◆ PROBLEM TO SOLVE:
Extract each line holding the word "AndroidProject" from the entries.

◆ SUPPLIED ENTRIES:
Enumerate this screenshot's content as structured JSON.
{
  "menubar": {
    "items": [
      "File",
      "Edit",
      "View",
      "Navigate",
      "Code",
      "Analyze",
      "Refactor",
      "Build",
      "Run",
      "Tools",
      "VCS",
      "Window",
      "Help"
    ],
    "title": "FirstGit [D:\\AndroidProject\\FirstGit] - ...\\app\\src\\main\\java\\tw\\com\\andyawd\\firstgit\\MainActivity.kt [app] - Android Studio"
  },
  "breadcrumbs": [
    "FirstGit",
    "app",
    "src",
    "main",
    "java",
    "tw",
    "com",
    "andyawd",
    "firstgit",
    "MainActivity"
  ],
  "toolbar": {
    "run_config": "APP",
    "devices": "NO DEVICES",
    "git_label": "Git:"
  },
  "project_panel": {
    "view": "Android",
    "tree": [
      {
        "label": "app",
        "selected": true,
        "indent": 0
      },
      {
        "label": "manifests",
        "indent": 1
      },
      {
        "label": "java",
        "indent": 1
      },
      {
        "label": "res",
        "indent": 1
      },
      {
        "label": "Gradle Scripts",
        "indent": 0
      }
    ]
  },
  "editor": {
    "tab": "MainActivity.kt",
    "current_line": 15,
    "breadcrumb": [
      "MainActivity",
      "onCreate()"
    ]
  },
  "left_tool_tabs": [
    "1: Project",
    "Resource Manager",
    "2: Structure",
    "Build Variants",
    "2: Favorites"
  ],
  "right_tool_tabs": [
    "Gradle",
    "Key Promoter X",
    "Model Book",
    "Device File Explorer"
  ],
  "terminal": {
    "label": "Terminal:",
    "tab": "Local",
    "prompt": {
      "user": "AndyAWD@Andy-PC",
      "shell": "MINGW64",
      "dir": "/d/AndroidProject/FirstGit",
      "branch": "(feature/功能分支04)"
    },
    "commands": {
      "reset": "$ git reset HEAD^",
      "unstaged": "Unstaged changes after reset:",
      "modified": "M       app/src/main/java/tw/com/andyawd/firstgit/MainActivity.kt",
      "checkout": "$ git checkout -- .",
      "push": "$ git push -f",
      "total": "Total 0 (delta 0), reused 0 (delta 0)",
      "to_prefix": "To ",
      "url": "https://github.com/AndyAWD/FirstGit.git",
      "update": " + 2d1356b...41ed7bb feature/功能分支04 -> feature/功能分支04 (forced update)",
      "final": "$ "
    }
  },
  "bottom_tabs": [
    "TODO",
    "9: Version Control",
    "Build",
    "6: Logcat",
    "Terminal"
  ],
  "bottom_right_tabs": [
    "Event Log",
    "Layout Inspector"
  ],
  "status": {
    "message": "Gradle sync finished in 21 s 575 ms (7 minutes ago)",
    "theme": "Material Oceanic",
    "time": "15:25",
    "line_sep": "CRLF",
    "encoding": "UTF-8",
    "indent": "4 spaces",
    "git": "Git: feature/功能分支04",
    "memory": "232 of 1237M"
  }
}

◆ TASK RESULT:
    "title": "FirstGit [D:\\AndroidProject\\FirstGit] - ...\\app\\src\\main\\java\\tw\\com\\andyawd\\firstgit\\MainActivity.kt [app] - Android Studio"
      "dir": "/d/AndroidProject/FirstGit",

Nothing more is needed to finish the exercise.